Where the word "skin" occurs in a line, return that line.

>> Start Provided records

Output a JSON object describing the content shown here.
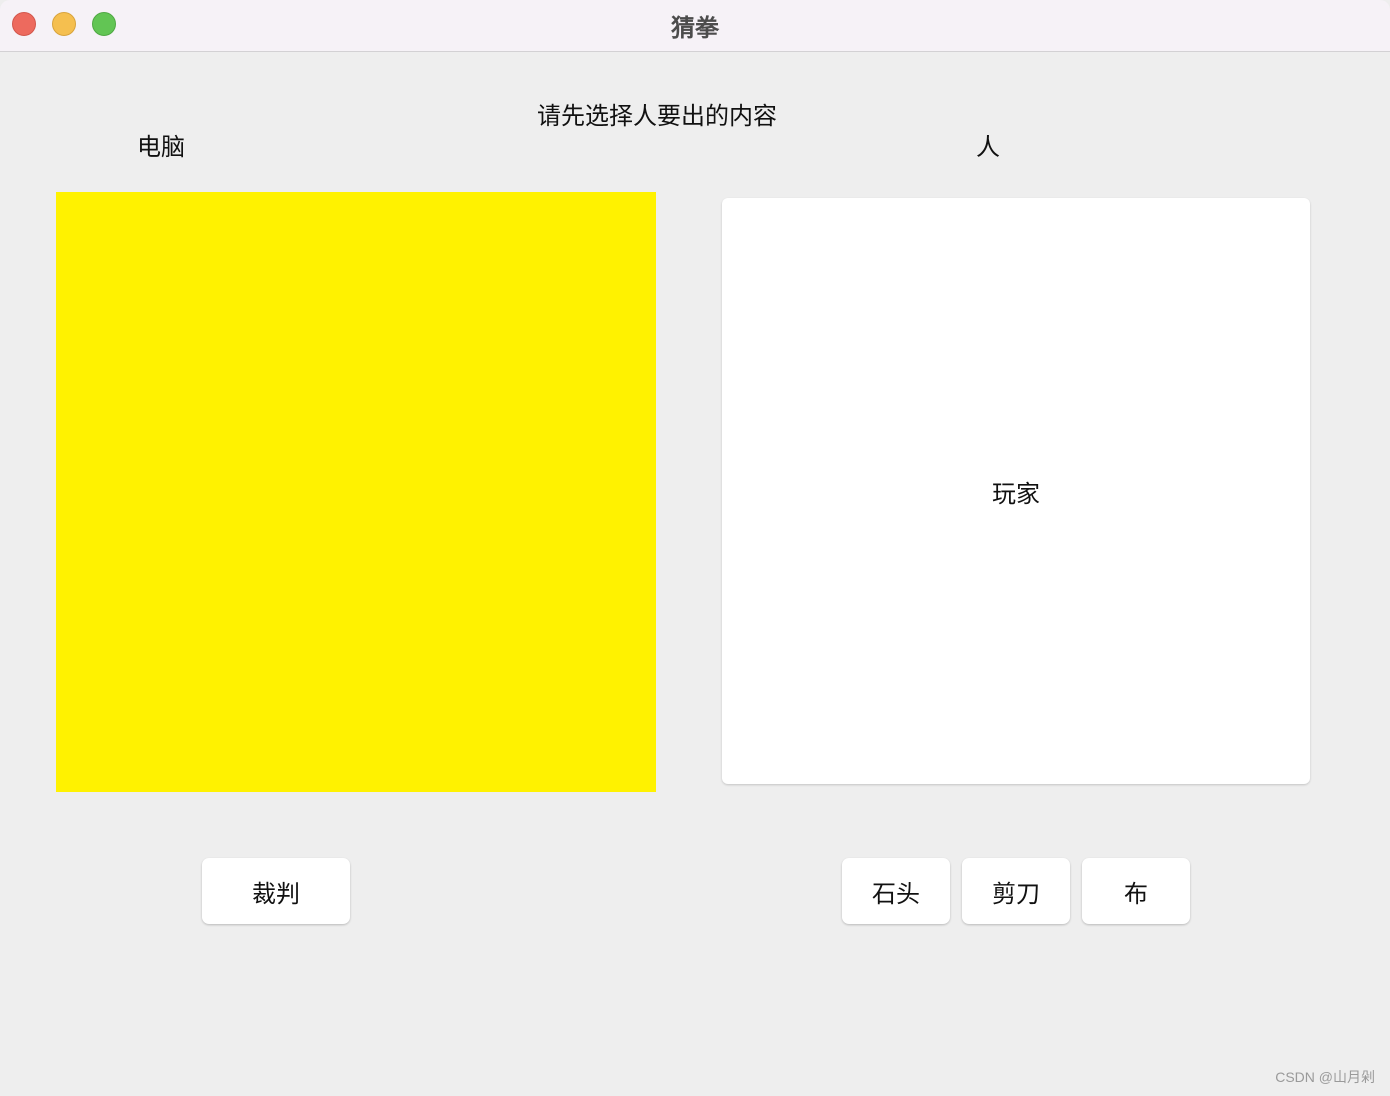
{
  "window": {
    "title": "猜拳"
  },
  "instruction": "请先选择人要出的内容",
  "computer": {
    "label": "电脑",
    "panel_color": "#fff200"
  },
  "person": {
    "label": "人",
    "panel_text": "玩家"
  },
  "buttons": {
    "judge": "裁判",
    "rock": "石头",
    "scissors": "剪刀",
    "paper": "布"
  },
  "watermark": "CSDN @山月剁"
}
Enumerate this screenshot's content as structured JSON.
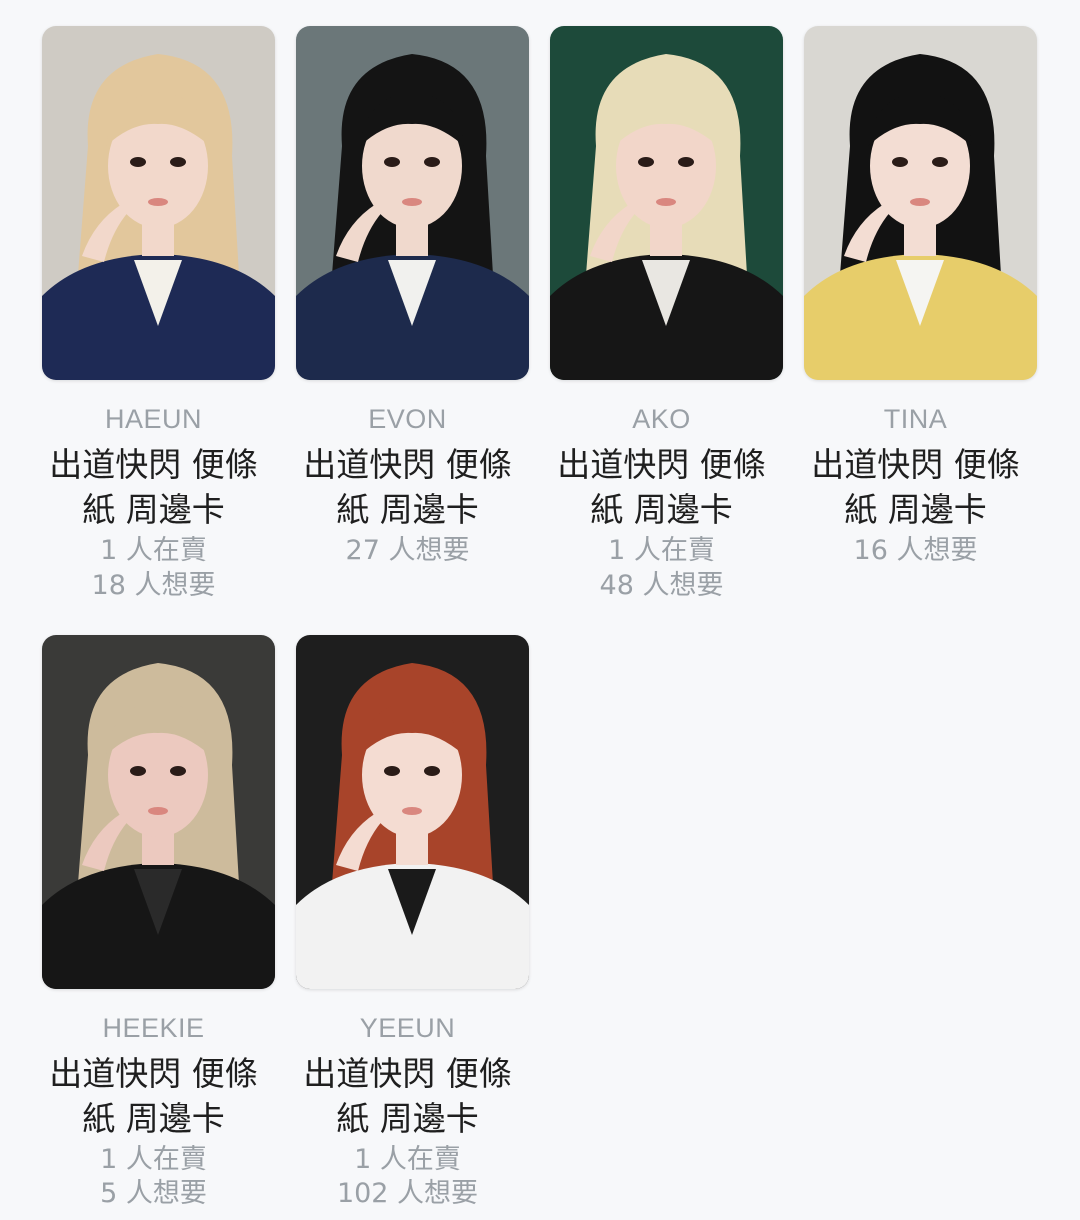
{
  "cards": [
    {
      "name": "HAEUN",
      "title_line1": "出道快閃 便條",
      "title_line2": "紙 周邊卡",
      "stat1": "1 人在賣",
      "stat2": "18 人想要",
      "photo": {
        "bg": "#cfcbc4",
        "hair": "#e2c79c",
        "skin": "#f2d8cb",
        "top": "#1e2a55",
        "accent": "#f3f1ea"
      }
    },
    {
      "name": "EVON",
      "title_line1": "出道快閃 便條",
      "title_line2": "紙 周邊卡",
      "stat1": "27 人想要",
      "stat2": "",
      "photo": {
        "bg": "#6b7779",
        "hair": "#141414",
        "skin": "#f0d9cd",
        "top": "#1d2a4c",
        "accent": "#f1f1ee"
      }
    },
    {
      "name": "AKO",
      "title_line1": "出道快閃 便條",
      "title_line2": "紙 周邊卡",
      "stat1": "1 人在賣",
      "stat2": "48 人想要",
      "photo": {
        "bg": "#1d4a3a",
        "hair": "#e7dcb8",
        "skin": "#f2d6c9",
        "top": "#161616",
        "accent": "#e9e7e2"
      }
    },
    {
      "name": "TINA",
      "title_line1": "出道快閃 便條",
      "title_line2": "紙 周邊卡",
      "stat1": "16 人想要",
      "stat2": "",
      "photo": {
        "bg": "#d9d7d2",
        "hair": "#121212",
        "skin": "#f3ddd3",
        "top": "#e7cd6a",
        "accent": "#f5f5f2"
      }
    },
    {
      "name": "HEEKIE",
      "title_line1": "出道快閃 便條",
      "title_line2": "紙 周邊卡",
      "stat1": "1 人在賣",
      "stat2": "5 人想要",
      "photo": {
        "bg": "#3a3a38",
        "hair": "#cdbb9c",
        "skin": "#ecc9bf",
        "top": "#161616",
        "accent": "#2a2a2a"
      }
    },
    {
      "name": "YEEUN",
      "title_line1": "出道快閃 便條",
      "title_line2": "紙 周邊卡",
      "stat1": "1 人在賣",
      "stat2": "102 人想要",
      "photo": {
        "bg": "#1e1e1e",
        "hair": "#a8442a",
        "skin": "#f4dcd2",
        "top": "#f2f2f2",
        "accent": "#1a1a1a"
      }
    }
  ]
}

>> End Provided records

> [Finished answer]
        "skin": "#f2d8cb",
        "skin": "#f0d9cd",
        "skin": "#f2d6c9",
        "skin": "#f3ddd3",
        "skin": "#ecc9bf",
        "skin": "#f4dcd2",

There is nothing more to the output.